▸ Written exercise: Extract every line from the records below that contains the word "Mult".

▸ Given records:

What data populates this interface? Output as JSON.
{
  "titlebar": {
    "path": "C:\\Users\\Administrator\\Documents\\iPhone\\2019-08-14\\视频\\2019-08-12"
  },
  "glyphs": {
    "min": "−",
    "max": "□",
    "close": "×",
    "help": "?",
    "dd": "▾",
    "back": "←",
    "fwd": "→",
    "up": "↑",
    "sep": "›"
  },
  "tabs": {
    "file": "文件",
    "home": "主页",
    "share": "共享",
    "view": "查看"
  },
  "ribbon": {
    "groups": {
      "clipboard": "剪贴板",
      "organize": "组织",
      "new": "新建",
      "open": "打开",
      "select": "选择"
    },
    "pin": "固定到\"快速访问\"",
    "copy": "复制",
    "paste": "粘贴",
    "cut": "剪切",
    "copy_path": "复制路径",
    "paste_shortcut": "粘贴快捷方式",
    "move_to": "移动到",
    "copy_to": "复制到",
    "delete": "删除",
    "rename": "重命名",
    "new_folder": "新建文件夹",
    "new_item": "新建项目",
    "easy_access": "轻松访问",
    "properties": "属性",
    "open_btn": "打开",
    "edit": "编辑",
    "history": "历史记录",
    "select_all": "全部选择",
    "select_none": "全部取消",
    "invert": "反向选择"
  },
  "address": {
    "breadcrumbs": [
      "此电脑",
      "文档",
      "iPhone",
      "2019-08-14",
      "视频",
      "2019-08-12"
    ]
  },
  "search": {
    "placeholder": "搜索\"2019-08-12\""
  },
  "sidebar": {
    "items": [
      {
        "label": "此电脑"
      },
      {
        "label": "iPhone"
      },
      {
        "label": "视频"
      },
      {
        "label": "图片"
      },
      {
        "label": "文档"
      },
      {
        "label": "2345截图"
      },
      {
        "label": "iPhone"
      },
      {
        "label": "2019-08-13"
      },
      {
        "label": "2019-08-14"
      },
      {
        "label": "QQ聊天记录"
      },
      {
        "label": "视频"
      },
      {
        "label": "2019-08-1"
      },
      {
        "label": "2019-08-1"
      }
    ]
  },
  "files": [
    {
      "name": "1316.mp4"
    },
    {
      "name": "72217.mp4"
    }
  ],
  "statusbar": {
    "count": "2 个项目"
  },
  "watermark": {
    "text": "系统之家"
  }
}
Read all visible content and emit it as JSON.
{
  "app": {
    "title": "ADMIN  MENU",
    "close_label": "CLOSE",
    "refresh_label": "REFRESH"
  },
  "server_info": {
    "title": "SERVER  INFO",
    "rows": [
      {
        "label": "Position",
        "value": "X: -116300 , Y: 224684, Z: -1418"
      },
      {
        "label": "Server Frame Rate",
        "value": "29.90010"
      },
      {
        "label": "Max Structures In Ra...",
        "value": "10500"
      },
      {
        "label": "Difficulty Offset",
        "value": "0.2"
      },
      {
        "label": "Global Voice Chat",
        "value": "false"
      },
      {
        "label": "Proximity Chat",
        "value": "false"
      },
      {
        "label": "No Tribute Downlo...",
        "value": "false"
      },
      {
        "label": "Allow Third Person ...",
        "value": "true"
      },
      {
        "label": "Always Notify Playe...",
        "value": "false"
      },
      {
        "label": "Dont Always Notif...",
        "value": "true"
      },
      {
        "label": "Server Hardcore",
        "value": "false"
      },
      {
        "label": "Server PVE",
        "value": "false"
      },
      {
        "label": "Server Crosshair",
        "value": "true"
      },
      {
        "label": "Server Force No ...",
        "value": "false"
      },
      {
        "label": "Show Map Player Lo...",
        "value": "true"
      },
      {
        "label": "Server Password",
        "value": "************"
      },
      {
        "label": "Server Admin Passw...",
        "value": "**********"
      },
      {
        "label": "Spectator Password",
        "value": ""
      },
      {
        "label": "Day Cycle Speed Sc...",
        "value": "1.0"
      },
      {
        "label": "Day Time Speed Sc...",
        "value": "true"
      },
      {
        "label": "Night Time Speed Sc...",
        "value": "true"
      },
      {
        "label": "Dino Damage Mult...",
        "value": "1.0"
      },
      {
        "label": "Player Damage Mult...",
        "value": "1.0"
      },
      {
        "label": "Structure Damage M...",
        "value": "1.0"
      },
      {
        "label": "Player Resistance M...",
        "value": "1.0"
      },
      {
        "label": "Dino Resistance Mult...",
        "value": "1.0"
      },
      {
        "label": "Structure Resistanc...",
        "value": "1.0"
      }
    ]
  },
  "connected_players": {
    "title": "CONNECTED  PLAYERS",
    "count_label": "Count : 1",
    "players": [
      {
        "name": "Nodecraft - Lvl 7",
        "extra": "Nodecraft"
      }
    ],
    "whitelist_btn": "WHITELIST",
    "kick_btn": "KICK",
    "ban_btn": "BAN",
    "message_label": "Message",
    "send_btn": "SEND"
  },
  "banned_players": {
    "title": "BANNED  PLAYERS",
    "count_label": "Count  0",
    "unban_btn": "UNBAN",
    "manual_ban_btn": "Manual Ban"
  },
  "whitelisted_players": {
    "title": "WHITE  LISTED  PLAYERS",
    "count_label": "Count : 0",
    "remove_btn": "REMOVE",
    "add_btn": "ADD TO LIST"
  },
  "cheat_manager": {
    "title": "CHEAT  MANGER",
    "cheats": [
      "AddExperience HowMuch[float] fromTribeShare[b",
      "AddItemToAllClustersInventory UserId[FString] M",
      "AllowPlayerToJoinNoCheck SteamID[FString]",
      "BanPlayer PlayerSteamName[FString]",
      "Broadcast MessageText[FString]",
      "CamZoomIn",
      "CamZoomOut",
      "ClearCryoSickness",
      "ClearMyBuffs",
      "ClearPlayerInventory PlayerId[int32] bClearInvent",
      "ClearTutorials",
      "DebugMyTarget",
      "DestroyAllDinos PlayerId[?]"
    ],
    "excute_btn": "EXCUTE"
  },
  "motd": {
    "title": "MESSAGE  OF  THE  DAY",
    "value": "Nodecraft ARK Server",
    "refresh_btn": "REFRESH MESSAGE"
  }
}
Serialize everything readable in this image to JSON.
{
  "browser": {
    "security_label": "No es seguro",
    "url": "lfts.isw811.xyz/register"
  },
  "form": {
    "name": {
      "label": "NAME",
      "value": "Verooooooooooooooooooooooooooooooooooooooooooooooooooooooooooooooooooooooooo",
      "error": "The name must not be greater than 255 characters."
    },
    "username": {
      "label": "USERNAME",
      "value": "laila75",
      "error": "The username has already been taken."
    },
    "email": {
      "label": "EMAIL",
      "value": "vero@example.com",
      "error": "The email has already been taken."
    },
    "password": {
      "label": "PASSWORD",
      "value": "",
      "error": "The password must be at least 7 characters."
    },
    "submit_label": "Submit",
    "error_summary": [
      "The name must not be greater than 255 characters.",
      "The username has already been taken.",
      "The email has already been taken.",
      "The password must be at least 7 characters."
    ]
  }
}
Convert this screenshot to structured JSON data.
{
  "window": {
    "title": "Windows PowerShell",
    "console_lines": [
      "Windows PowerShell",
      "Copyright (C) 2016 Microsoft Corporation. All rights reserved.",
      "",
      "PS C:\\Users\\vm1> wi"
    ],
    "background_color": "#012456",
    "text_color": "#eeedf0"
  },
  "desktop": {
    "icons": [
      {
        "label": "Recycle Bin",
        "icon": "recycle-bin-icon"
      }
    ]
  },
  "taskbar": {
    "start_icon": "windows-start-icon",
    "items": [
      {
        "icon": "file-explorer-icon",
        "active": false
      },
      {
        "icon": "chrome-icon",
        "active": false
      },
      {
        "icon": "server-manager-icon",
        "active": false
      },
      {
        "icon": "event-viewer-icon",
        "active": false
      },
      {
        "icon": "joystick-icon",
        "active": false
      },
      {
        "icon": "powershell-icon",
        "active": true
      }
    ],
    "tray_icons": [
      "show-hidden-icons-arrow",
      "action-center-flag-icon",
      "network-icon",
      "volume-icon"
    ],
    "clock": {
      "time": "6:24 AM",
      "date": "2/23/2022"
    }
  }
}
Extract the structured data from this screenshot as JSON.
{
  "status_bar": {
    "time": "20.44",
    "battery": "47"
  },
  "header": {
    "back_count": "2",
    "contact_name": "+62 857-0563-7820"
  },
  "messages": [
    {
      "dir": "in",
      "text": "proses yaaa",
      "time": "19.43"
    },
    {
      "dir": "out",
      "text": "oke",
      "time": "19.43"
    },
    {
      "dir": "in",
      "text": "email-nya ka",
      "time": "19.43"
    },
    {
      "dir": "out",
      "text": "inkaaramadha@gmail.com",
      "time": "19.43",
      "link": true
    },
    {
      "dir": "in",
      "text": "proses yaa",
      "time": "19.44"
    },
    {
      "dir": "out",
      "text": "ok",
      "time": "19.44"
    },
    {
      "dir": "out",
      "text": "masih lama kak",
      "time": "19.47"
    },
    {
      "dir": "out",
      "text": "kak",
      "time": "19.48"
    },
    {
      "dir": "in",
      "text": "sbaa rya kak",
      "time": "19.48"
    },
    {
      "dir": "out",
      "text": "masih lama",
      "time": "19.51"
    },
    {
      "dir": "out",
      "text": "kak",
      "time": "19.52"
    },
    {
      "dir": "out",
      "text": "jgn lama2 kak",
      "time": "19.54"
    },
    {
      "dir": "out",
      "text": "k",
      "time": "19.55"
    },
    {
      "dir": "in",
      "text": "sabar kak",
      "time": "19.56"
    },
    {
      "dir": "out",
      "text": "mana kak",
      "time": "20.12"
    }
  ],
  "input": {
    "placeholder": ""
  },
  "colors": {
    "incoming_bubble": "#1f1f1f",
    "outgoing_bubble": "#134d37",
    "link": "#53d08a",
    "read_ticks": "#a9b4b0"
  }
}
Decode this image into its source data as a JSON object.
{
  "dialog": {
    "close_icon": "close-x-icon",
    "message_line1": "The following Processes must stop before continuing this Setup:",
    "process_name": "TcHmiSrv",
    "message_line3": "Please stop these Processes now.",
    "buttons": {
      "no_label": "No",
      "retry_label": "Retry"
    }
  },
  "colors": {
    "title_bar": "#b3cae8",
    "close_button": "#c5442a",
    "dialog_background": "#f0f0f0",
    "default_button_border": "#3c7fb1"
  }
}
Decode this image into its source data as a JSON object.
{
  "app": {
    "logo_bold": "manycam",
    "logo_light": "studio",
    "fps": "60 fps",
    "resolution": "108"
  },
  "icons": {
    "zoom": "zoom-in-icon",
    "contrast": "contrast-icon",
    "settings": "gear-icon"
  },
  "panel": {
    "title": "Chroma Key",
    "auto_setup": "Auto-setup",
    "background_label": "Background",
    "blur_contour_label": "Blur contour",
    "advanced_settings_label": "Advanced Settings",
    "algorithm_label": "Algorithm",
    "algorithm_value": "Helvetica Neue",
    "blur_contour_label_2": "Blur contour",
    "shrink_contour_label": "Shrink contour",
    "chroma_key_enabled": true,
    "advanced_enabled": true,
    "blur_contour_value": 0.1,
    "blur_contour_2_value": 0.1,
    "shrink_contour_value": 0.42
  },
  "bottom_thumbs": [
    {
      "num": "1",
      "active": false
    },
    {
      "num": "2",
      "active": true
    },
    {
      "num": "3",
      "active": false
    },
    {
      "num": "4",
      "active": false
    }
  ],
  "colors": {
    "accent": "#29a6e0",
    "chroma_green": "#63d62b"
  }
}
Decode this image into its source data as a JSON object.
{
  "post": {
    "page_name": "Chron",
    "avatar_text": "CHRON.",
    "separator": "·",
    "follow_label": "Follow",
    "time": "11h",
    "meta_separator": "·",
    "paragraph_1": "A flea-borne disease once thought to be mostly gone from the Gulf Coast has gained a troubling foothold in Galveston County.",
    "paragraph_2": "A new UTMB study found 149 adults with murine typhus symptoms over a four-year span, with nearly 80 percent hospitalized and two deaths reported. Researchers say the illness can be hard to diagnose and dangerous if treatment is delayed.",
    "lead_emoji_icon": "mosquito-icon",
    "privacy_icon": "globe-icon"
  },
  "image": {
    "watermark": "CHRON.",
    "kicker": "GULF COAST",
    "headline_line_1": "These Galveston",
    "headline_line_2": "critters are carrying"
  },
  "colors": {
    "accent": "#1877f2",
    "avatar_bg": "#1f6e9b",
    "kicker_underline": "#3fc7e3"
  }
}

▸ Solution to this task:
        "label": "Dino Damage Mult...",
        "label": "Player Damage Mult...",
        "label": "Dino Resistance Mult...",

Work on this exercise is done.